**Instruction:** Report how many lines below contain the word "JSON", and give only that number.

**Material shown:**
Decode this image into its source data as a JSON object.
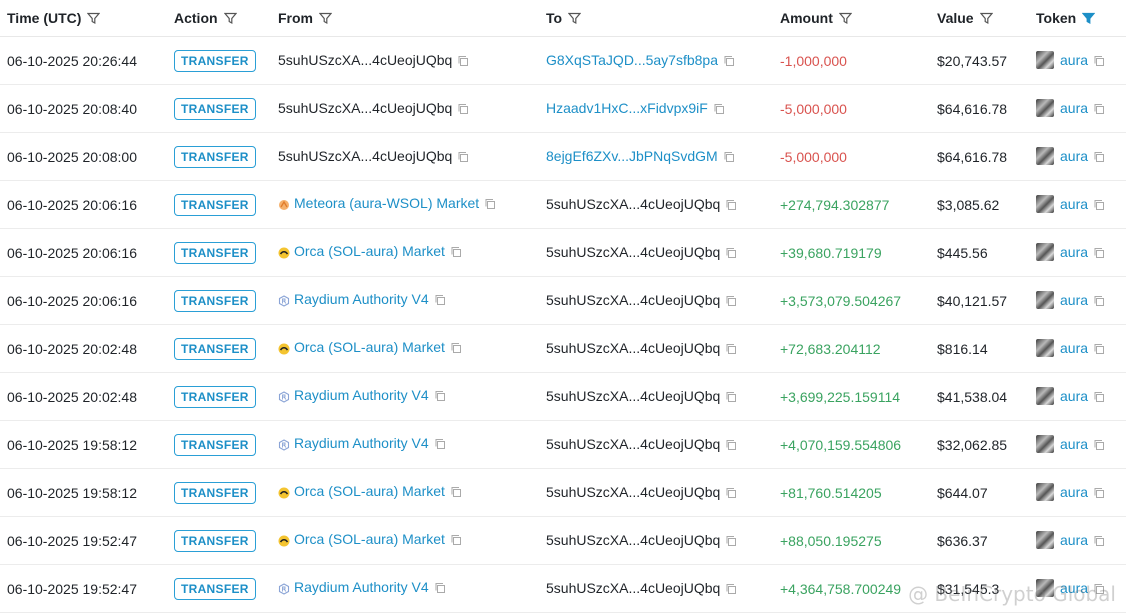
{
  "headers": {
    "time": "Time (UTC)",
    "action": "Action",
    "from": "From",
    "to": "To",
    "amount": "Amount",
    "value": "Value",
    "token": "Token"
  },
  "colors": {
    "link": "#1d8fc7",
    "negative": "#d9534f",
    "positive": "#3aa360",
    "filter_active": "#1d8fc7"
  },
  "rows": [
    {
      "time": "06-10-2025 20:26:44",
      "action": "TRANSFER",
      "from": "5suhUSzcXA...4cUeojUQbq",
      "from_icon": "",
      "to": "G8XqSTaJQD...5ay7sfb8pa",
      "to_link": true,
      "amount": "-1,000,000",
      "sign": "neg",
      "value": "$20,743.57",
      "token": "aura"
    },
    {
      "time": "06-10-2025 20:08:40",
      "action": "TRANSFER",
      "from": "5suhUSzcXA...4cUeojUQbq",
      "from_icon": "",
      "to": "Hzaadv1HxC...xFidvpx9iF",
      "to_link": true,
      "amount": "-5,000,000",
      "sign": "neg",
      "value": "$64,616.78",
      "token": "aura"
    },
    {
      "time": "06-10-2025 20:08:00",
      "action": "TRANSFER",
      "from": "5suhUSzcXA...4cUeojUQbq",
      "from_icon": "",
      "to": "8ejgEf6ZXv...JbPNqSvdGM",
      "to_link": true,
      "amount": "-5,000,000",
      "sign": "neg",
      "value": "$64,616.78",
      "token": "aura"
    },
    {
      "time": "06-10-2025 20:06:16",
      "action": "TRANSFER",
      "from": "Meteora (aura-WSOL) Market",
      "from_icon": "meteora",
      "to": "5suhUSzcXA...4cUeojUQbq",
      "to_link": false,
      "amount": "+274,794.302877",
      "sign": "pos",
      "value": "$3,085.62",
      "token": "aura"
    },
    {
      "time": "06-10-2025 20:06:16",
      "action": "TRANSFER",
      "from": "Orca (SOL-aura) Market",
      "from_icon": "orca",
      "to": "5suhUSzcXA...4cUeojUQbq",
      "to_link": false,
      "amount": "+39,680.719179",
      "sign": "pos",
      "value": "$445.56",
      "token": "aura"
    },
    {
      "time": "06-10-2025 20:06:16",
      "action": "TRANSFER",
      "from": "Raydium Authority V4",
      "from_icon": "raydium",
      "to": "5suhUSzcXA...4cUeojUQbq",
      "to_link": false,
      "amount": "+3,573,079.504267",
      "sign": "pos",
      "value": "$40,121.57",
      "token": "aura"
    },
    {
      "time": "06-10-2025 20:02:48",
      "action": "TRANSFER",
      "from": "Orca (SOL-aura) Market",
      "from_icon": "orca",
      "to": "5suhUSzcXA...4cUeojUQbq",
      "to_link": false,
      "amount": "+72,683.204112",
      "sign": "pos",
      "value": "$816.14",
      "token": "aura"
    },
    {
      "time": "06-10-2025 20:02:48",
      "action": "TRANSFER",
      "from": "Raydium Authority V4",
      "from_icon": "raydium",
      "to": "5suhUSzcXA...4cUeojUQbq",
      "to_link": false,
      "amount": "+3,699,225.159114",
      "sign": "pos",
      "value": "$41,538.04",
      "token": "aura"
    },
    {
      "time": "06-10-2025 19:58:12",
      "action": "TRANSFER",
      "from": "Raydium Authority V4",
      "from_icon": "raydium",
      "to": "5suhUSzcXA...4cUeojUQbq",
      "to_link": false,
      "amount": "+4,070,159.554806",
      "sign": "pos",
      "value": "$32,062.85",
      "token": "aura"
    },
    {
      "time": "06-10-2025 19:58:12",
      "action": "TRANSFER",
      "from": "Orca (SOL-aura) Market",
      "from_icon": "orca",
      "to": "5suhUSzcXA...4cUeojUQbq",
      "to_link": false,
      "amount": "+81,760.514205",
      "sign": "pos",
      "value": "$644.07",
      "token": "aura"
    },
    {
      "time": "06-10-2025 19:52:47",
      "action": "TRANSFER",
      "from": "Orca (SOL-aura) Market",
      "from_icon": "orca",
      "to": "5suhUSzcXA...4cUeojUQbq",
      "to_link": false,
      "amount": "+88,050.195275",
      "sign": "pos",
      "value": "$636.37",
      "token": "aura"
    },
    {
      "time": "06-10-2025 19:52:47",
      "action": "TRANSFER",
      "from": "Raydium Authority V4",
      "from_icon": "raydium",
      "to": "5suhUSzcXA...4cUeojUQbq",
      "to_link": false,
      "amount": "+4,364,758.700249",
      "sign": "pos",
      "value": "$31,545.3",
      "token": "aura"
    }
  ],
  "watermark": "@ BeInCrypto Global"
}
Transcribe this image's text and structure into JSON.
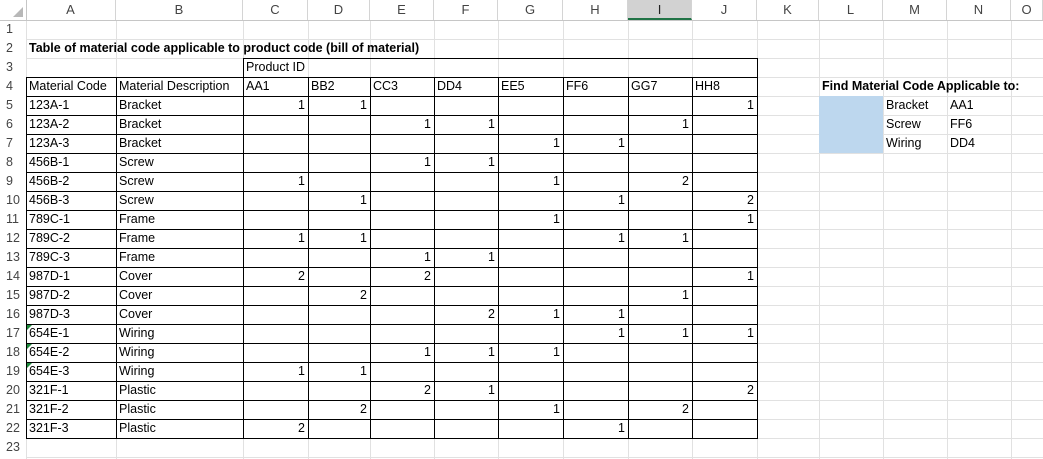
{
  "columns": [
    "A",
    "B",
    "C",
    "D",
    "E",
    "F",
    "G",
    "H",
    "I",
    "J",
    "K",
    "L",
    "M",
    "N",
    "O"
  ],
  "selected_column": "I",
  "rows": [
    "1",
    "2",
    "3",
    "4",
    "5",
    "6",
    "7",
    "8",
    "9",
    "10",
    "11",
    "12",
    "13",
    "14",
    "15",
    "16",
    "17",
    "18",
    "19",
    "20",
    "21",
    "22",
    "23"
  ],
  "title": "Table of material code applicable to product code (bill of material)",
  "product_id_label": "Product ID",
  "table_headers": [
    "Material Code",
    "Material Description",
    "AA1",
    "BB2",
    "CC3",
    "DD4",
    "EE5",
    "FF6",
    "GG7",
    "HH8"
  ],
  "table_rows": [
    [
      "123A-1",
      "Bracket",
      "1",
      "1",
      "",
      "",
      "",
      "",
      "",
      "1"
    ],
    [
      "123A-2",
      "Bracket",
      "",
      "",
      "1",
      "1",
      "",
      "",
      "1",
      ""
    ],
    [
      "123A-3",
      "Bracket",
      "",
      "",
      "",
      "",
      "1",
      "1",
      "",
      ""
    ],
    [
      "456B-1",
      "Screw",
      "",
      "",
      "1",
      "1",
      "",
      "",
      "",
      ""
    ],
    [
      "456B-2",
      "Screw",
      "1",
      "",
      "",
      "",
      "1",
      "",
      "2",
      ""
    ],
    [
      "456B-3",
      "Screw",
      "",
      "1",
      "",
      "",
      "",
      "1",
      "",
      "2"
    ],
    [
      "789C-1",
      "Frame",
      "",
      "",
      "",
      "",
      "1",
      "",
      "",
      "1"
    ],
    [
      "789C-2",
      "Frame",
      "1",
      "1",
      "",
      "",
      "",
      "1",
      "1",
      ""
    ],
    [
      "789C-3",
      "Frame",
      "",
      "",
      "1",
      "1",
      "",
      "",
      "",
      ""
    ],
    [
      "987D-1",
      "Cover",
      "2",
      "",
      "2",
      "",
      "",
      "",
      "",
      "1"
    ],
    [
      "987D-2",
      "Cover",
      "",
      "2",
      "",
      "",
      "",
      "",
      "1",
      ""
    ],
    [
      "987D-3",
      "Cover",
      "",
      "",
      "",
      "2",
      "1",
      "1",
      "",
      ""
    ],
    [
      "654E-1",
      "Wiring",
      "",
      "",
      "",
      "",
      "",
      "1",
      "1",
      "1"
    ],
    [
      "654E-2",
      "Wiring",
      "",
      "",
      "1",
      "1",
      "1",
      "",
      "",
      ""
    ],
    [
      "654E-3",
      "Wiring",
      "1",
      "1",
      "",
      "",
      "",
      "",
      "",
      ""
    ],
    [
      "321F-1",
      "Plastic",
      "",
      "",
      "2",
      "1",
      "",
      "",
      "",
      "2"
    ],
    [
      "321F-2",
      "Plastic",
      "",
      "2",
      "",
      "",
      "1",
      "",
      "2",
      ""
    ],
    [
      "321F-3",
      "Plastic",
      "2",
      "",
      "",
      "",
      "",
      "1",
      "",
      ""
    ]
  ],
  "lookup": {
    "title": "Find Material Code Applicable to:",
    "items": [
      {
        "desc": "Bracket",
        "product": "AA1"
      },
      {
        "desc": "Screw",
        "product": "FF6"
      },
      {
        "desc": "Wiring",
        "product": "DD4"
      }
    ]
  },
  "colors": {
    "lookup_fill": "#bdd7ee",
    "selected_header": "#d2d2d2",
    "accent": "#217346"
  }
}
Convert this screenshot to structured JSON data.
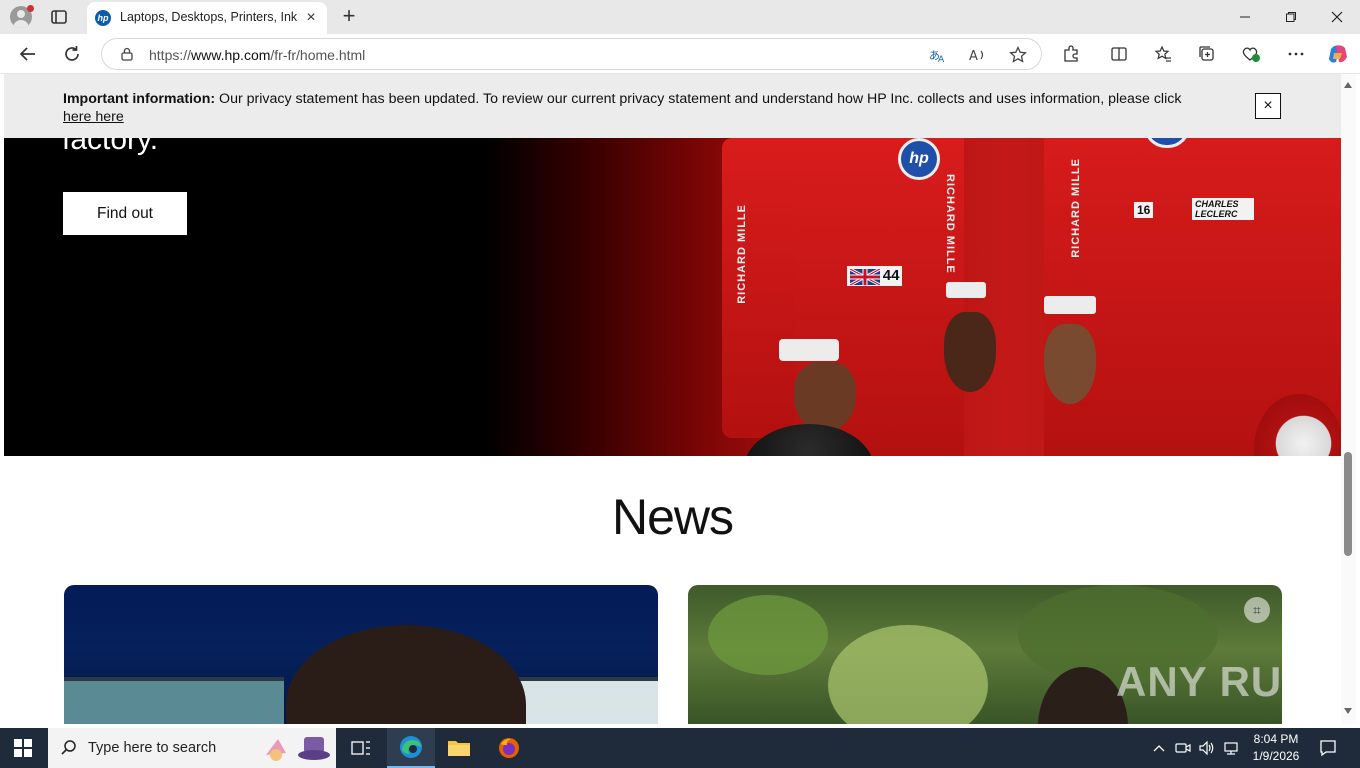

**Task solution:** 3